[Dataset items]
* BEGIN *

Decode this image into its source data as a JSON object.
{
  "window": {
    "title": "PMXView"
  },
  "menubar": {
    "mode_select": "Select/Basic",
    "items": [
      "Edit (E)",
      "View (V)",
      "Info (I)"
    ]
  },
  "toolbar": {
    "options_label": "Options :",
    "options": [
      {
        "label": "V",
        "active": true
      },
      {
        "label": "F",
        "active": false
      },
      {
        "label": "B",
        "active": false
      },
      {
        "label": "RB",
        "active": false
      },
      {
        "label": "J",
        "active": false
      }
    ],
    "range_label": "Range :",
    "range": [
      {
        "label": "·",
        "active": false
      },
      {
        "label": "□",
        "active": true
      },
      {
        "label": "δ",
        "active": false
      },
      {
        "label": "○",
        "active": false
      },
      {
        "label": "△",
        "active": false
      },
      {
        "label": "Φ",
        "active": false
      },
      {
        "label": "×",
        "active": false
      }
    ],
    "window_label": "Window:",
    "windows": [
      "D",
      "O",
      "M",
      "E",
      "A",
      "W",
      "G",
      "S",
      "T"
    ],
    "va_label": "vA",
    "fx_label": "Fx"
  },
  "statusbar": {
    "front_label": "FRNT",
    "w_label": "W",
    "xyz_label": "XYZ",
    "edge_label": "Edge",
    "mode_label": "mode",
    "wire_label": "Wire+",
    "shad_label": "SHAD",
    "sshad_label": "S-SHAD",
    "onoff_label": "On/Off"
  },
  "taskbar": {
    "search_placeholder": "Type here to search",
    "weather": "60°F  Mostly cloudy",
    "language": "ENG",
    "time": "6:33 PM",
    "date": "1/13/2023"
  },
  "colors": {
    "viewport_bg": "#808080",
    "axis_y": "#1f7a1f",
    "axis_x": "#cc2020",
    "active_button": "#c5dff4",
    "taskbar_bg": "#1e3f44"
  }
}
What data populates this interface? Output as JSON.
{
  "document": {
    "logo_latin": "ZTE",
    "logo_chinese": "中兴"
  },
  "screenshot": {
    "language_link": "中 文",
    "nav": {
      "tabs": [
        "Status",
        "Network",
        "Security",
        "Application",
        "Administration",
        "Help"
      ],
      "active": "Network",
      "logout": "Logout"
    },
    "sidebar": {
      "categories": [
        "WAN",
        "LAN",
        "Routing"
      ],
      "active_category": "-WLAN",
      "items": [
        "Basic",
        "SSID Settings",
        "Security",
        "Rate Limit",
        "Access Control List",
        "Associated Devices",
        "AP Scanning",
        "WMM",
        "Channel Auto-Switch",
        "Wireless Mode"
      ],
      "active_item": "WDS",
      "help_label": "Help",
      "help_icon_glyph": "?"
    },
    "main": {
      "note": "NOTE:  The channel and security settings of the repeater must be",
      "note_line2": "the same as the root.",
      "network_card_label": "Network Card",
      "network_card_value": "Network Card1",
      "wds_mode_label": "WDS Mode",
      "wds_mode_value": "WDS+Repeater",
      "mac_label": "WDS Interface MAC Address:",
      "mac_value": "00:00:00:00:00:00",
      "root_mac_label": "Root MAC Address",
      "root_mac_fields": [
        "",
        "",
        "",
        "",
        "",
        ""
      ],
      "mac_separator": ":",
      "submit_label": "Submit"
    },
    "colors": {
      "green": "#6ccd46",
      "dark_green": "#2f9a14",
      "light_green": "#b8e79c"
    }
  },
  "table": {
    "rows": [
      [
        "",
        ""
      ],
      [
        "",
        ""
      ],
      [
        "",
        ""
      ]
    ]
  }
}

* END *

### EXERCISE PROMPT
Extract the listing in its entirety, matching it exactly.

### RESPONSE TO THE TASK
Decode this image into its source data as a JSON object.
{
  "window": {
    "title": "PMXView"
  },
  "menubar": {
    "mode_select": "Select/Basic",
    "items": [
      "Edit (E)",
      "View (V)",
      "Info (I)"
    ]
  },
  "toolbar": {
    "options_label": "Options :",
    "options": [
      {
        "label": "V",
        "active": true
      },
      {
        "label": "F",
        "active": false
      },
      {
        "label": "B",
        "active": false
      },
      {
        "label": "RB",
        "active": false
      },
      {
        "label": "J",
        "active": false
      }
    ],
    "range_label": "Range :",
    "range": [
      {
        "label": "·",
        "active": false
      },
      {
        "label": "□",
        "active": true
      },
      {
        "label": "δ",
        "active": false
      },
      {
        "label": "○",
        "active": false
      },
      {
        "label": "△",
        "active": false
      },
      {
        "label": "Φ",
        "active": false
      },
      {
        "label": "×",
        "active": false
      }
    ],
    "window_label": "Window:",
    "windows": [
      "D",
      "O",
      "M",
      "E",
      "A",
      "W",
      "G",
      "S",
      "T"
    ],
    "va_label": "vA",
    "fx_label": "Fx"
  },
  "statusbar": {
    "front_label": "FRNT",
    "w_label": "W",
    "xyz_label": "XYZ",
    "edge_label": "Edge",
    "mode_label": "mode",
    "wire_label": "Wire+",
    "shad_label": "SHAD",
    "sshad_label": "S-SHAD",
    "onoff_label": "On/Off"
  },
  "taskbar": {
    "search_placeholder": "Type here to search",
    "weather": "60°F  Mostly cloudy",
    "language": "ENG",
    "time": "6:33 PM",
    "date": "1/13/2023"
  },
  "colors": {
    "viewport_bg": "#808080",
    "axis_y": "#1f7a1f",
    "axis_x": "#cc2020",
    "active_button": "#c5dff4",
    "taskbar_bg": "#1e3f44"
  }
}
What data populates this interface? Output as JSON.
{
  "document": {
    "logo_latin": "ZTE",
    "logo_chinese": "中兴"
  },
  "screenshot": {
    "language_link": "中 文",
    "nav": {
      "tabs": [
        "Status",
        "Network",
        "Security",
        "Application",
        "Administration",
        "Help"
      ],
      "active": "Network",
      "logout": "Logout"
    },
    "sidebar": {
      "categories": [
        "WAN",
        "LAN",
        "Routing"
      ],
      "active_category": "-WLAN",
      "items": [
        "Basic",
        "SSID Settings",
        "Security",
        "Rate Limit",
        "Access Control List",
        "Associated Devices",
        "AP Scanning",
        "WMM",
        "Channel Auto-Switch",
        "Wireless Mode"
      ],
      "active_item": "WDS",
      "help_label": "Help",
      "help_icon_glyph": "?"
    },
    "main": {
      "note": "NOTE:  The channel and security settings of the repeater must be",
      "note_line2": "the same as the root.",
      "network_card_label": "Network Card",
      "network_card_value": "Network Card1",
      "wds_mode_label": "WDS Mode",
      "wds_mode_value": "WDS+Repeater",
      "mac_label": "WDS Interface MAC Address:",
      "mac_value": "00:00:00:00:00:00",
      "root_mac_label": "Root MAC Address",
      "root_mac_fields": [
        "",
        "",
        "",
        "",
        "",
        ""
      ],
      "mac_separator": ":",
      "submit_label": "Submit"
    },
    "colors": {
      "green": "#6ccd46",
      "dark_green": "#2f9a14",
      "light_green": "#b8e79c"
    }
  },
  "table": {
    "rows": [
      [
        "",
        ""
      ],
      [
        "",
        ""
      ],
      [
        "",
        ""
      ]
    ]
  }
}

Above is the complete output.